*** Supplied material ***
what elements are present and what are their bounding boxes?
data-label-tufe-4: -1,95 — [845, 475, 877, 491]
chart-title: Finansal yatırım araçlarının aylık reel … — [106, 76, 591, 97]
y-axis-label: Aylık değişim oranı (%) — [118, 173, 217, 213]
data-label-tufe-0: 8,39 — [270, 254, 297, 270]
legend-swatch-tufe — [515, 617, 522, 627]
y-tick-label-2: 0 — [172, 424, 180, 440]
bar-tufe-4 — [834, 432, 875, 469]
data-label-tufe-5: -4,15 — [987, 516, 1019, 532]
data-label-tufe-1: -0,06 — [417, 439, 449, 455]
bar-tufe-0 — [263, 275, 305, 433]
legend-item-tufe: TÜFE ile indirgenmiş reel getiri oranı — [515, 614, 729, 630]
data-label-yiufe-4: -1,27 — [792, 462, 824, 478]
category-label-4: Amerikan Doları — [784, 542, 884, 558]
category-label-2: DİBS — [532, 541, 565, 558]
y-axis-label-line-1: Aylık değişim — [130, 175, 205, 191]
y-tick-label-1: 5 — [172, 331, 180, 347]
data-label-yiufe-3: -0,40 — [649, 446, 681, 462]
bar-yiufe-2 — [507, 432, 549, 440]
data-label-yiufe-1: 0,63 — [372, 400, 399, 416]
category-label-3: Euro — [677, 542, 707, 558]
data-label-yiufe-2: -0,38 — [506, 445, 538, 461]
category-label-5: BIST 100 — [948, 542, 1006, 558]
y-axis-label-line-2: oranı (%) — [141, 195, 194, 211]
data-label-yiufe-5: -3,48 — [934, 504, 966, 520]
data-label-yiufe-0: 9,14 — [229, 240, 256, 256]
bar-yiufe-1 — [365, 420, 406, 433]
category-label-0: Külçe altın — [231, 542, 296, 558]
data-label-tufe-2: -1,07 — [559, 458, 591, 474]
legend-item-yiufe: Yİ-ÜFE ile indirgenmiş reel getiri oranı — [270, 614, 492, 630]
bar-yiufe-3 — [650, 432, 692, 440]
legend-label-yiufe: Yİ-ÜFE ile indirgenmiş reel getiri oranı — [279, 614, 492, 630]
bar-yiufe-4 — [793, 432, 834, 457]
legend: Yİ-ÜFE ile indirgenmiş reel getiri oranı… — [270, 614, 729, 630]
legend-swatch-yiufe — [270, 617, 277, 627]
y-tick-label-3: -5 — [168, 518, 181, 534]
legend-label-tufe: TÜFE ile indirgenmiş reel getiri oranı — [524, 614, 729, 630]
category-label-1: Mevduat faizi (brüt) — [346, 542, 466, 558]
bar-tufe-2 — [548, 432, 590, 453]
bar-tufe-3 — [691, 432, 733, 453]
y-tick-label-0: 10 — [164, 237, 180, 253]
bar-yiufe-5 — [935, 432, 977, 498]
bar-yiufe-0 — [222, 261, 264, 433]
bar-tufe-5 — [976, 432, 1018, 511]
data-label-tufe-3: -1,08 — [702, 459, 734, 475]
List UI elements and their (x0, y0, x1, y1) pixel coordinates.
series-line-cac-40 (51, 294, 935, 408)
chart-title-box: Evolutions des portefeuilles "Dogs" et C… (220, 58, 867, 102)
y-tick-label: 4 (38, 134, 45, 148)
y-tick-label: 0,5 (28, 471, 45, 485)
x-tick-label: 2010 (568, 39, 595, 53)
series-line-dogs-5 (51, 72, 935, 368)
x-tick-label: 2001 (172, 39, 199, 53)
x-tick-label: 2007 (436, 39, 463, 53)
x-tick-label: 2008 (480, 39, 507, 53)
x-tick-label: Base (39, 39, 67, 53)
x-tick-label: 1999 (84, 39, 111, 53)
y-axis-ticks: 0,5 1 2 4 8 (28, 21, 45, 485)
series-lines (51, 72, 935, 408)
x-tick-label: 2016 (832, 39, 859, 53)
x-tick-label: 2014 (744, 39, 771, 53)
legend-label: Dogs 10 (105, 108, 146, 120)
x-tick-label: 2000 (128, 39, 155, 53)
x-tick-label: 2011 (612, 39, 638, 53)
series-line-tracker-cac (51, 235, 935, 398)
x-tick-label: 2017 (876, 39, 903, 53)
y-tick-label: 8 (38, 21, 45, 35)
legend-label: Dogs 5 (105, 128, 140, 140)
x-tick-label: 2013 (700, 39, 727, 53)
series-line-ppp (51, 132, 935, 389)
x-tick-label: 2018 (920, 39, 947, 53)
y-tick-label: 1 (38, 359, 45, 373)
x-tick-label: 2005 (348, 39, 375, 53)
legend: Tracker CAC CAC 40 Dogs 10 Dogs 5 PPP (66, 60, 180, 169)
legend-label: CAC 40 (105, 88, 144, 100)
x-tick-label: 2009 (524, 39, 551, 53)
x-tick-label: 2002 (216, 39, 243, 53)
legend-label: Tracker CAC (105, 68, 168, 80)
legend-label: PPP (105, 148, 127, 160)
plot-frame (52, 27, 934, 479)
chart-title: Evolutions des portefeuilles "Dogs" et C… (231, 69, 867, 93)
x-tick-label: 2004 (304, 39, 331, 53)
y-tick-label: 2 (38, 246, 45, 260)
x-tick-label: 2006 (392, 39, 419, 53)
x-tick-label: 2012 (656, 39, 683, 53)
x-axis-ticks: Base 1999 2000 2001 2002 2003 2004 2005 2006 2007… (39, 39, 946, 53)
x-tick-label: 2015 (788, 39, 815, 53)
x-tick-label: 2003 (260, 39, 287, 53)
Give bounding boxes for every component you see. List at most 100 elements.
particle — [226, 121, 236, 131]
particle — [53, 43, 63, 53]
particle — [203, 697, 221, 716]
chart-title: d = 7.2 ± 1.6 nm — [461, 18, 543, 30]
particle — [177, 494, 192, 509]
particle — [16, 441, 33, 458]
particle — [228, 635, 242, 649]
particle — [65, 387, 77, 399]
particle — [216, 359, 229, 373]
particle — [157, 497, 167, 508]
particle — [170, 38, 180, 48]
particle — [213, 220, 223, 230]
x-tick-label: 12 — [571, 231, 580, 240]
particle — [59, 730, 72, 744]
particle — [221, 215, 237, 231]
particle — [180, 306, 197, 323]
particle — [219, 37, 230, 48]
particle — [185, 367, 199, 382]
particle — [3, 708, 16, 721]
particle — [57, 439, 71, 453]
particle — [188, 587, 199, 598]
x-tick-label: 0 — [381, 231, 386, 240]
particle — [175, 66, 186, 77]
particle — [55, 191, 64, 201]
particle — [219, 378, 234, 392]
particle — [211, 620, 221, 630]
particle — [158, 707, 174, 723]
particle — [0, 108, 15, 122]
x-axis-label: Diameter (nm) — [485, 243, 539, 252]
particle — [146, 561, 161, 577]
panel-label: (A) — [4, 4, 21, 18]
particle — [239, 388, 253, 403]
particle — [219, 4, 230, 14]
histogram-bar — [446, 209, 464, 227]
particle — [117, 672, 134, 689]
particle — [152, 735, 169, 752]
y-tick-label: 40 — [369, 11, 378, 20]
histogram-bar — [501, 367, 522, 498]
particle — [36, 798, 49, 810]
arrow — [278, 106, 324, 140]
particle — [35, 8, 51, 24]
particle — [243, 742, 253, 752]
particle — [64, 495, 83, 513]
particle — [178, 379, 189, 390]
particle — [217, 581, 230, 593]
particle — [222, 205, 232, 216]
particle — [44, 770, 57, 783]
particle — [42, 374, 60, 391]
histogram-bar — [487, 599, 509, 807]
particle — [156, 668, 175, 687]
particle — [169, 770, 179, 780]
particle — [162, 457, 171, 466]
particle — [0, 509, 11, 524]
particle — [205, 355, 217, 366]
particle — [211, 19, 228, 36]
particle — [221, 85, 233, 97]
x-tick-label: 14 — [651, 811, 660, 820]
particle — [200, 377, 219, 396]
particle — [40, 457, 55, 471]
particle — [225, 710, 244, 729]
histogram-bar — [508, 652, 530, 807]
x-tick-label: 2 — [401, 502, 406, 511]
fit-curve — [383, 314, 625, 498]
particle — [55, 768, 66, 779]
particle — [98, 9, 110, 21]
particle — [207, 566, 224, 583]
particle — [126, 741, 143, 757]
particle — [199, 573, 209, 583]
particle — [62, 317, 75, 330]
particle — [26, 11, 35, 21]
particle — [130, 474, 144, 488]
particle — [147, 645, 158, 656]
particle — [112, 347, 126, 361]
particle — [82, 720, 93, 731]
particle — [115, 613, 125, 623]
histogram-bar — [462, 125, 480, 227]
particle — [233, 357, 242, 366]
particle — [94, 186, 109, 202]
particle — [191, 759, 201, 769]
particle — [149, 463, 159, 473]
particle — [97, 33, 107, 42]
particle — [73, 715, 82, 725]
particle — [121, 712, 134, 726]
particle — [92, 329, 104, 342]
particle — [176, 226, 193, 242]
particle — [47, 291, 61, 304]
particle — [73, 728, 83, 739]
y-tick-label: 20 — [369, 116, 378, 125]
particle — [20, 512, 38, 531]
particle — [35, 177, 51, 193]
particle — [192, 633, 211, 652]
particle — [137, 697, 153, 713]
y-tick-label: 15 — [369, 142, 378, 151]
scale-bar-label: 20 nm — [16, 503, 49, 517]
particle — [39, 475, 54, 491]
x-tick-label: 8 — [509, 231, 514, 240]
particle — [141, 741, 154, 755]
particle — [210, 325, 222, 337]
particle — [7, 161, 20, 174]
***
- **Task goal**
Copy out the lines word for word, starting with the first line and continuing through the line that contains "bar-tufe-3 — [691, 432, 733, 453]", including that line.

- **Written reply**
what elements are present and what are their bounding boxes?
data-label-tufe-4: -1,95 — [845, 475, 877, 491]
chart-title: Finansal yatırım araçlarının aylık reel … — [106, 76, 591, 97]
y-axis-label: Aylık değişim oranı (%) — [118, 173, 217, 213]
data-label-tufe-0: 8,39 — [270, 254, 297, 270]
legend-swatch-tufe — [515, 617, 522, 627]
y-tick-label-2: 0 — [172, 424, 180, 440]
bar-tufe-4 — [834, 432, 875, 469]
data-label-tufe-5: -4,15 — [987, 516, 1019, 532]
data-label-tufe-1: -0,06 — [417, 439, 449, 455]
bar-tufe-0 — [263, 275, 305, 433]
legend-item-tufe: TÜFE ile indirgenmiş reel getiri oranı — [515, 614, 729, 630]
data-label-yiufe-4: -1,27 — [792, 462, 824, 478]
category-label-4: Amerikan Doları — [784, 542, 884, 558]
category-label-2: DİBS — [532, 541, 565, 558]
y-axis-label-line-1: Aylık değişim — [130, 175, 205, 191]
y-tick-label-1: 5 — [172, 331, 180, 347]
data-label-yiufe-3: -0,40 — [649, 446, 681, 462]
bar-yiufe-2 — [507, 432, 549, 440]
data-label-yiufe-1: 0,63 — [372, 400, 399, 416]
category-label-3: Euro — [677, 542, 707, 558]
data-label-yiufe-2: -0,38 — [506, 445, 538, 461]
category-label-5: BIST 100 — [948, 542, 1006, 558]
y-axis-label-line-2: oranı (%) — [141, 195, 194, 211]
data-label-yiufe-5: -3,48 — [934, 504, 966, 520]
data-label-yiufe-0: 9,14 — [229, 240, 256, 256]
bar-yiufe-1 — [365, 420, 406, 433]
category-label-0: Külçe altın — [231, 542, 296, 558]
data-label-tufe-2: -1,07 — [559, 458, 591, 474]
legend-item-yiufe: Yİ-ÜFE ile indirgenmiş reel getiri oranı — [270, 614, 492, 630]
bar-yiufe-3 — [650, 432, 692, 440]
legend-label-yiufe: Yİ-ÜFE ile indirgenmiş reel getiri oranı — [279, 614, 492, 630]
bar-yiufe-4 — [793, 432, 834, 457]
legend: Yİ-ÜFE ile indirgenmiş reel getiri oranı… — [270, 614, 729, 630]
legend-swatch-yiufe — [270, 617, 277, 627]
y-tick-label-3: -5 — [168, 518, 181, 534]
legend-label-tufe: TÜFE ile indirgenmiş reel getiri oranı — [524, 614, 729, 630]
category-label-1: Mevduat faizi (brüt) — [346, 542, 466, 558]
bar-tufe-2 — [548, 432, 590, 453]
bar-tufe-3 — [691, 432, 733, 453]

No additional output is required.